═════ Raw records

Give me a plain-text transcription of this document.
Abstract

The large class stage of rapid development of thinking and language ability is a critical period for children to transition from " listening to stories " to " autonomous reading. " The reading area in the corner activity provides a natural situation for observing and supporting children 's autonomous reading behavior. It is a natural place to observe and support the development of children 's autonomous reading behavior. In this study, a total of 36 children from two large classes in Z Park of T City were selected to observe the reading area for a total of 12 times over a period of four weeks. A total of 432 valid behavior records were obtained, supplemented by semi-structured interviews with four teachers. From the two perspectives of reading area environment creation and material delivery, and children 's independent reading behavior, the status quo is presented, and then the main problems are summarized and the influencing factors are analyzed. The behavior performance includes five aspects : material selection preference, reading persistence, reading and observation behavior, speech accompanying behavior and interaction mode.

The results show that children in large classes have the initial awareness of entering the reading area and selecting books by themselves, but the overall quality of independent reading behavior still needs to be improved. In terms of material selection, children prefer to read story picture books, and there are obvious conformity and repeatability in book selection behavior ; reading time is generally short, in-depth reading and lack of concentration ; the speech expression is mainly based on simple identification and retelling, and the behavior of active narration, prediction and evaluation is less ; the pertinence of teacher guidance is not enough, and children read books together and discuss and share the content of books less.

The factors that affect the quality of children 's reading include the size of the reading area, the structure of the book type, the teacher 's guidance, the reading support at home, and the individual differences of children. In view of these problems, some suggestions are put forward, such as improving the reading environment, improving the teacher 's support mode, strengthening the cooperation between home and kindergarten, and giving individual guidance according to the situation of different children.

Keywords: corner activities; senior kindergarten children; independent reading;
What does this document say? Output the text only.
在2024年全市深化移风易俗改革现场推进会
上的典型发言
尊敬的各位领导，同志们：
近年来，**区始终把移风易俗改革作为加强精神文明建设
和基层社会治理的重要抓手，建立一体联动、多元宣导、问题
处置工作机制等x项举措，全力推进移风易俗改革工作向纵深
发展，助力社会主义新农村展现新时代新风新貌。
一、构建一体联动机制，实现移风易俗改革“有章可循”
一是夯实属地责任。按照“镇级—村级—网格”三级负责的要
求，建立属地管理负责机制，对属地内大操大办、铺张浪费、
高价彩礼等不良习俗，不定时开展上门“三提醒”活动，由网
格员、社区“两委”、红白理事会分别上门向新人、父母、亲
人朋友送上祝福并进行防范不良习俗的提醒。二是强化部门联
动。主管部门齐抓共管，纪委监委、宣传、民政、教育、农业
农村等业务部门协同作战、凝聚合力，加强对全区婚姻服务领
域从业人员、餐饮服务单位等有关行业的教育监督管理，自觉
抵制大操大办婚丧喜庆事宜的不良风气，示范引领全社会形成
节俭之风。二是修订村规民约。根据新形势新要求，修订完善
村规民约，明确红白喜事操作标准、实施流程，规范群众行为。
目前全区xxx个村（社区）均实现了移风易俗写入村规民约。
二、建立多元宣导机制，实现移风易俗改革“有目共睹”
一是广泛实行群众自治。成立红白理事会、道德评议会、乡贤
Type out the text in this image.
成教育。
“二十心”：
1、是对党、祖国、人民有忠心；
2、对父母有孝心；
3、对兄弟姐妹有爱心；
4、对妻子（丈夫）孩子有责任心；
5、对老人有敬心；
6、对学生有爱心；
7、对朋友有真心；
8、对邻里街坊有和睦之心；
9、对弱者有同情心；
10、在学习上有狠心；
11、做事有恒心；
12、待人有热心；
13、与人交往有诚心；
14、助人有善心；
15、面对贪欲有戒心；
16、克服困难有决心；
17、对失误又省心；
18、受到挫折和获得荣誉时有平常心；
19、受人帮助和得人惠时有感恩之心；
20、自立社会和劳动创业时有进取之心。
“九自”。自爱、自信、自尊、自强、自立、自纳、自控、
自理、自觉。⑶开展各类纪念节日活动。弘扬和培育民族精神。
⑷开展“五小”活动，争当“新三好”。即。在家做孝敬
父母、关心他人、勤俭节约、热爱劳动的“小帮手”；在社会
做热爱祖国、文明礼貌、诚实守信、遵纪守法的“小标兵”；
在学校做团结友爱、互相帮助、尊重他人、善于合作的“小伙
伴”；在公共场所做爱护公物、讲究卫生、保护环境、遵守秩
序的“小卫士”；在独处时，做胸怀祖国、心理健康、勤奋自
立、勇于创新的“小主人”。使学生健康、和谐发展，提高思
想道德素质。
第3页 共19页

══════════

▶ **Stated task**
Search the listing for the word "实现移风易俗改革" and return each line that holds it.

▶ **Result for this task**
一、构建一体联动机制，实现移风易俗改革“有章可循”
二、建立多元宣导机制，实现移风易俗改革“有目共睹”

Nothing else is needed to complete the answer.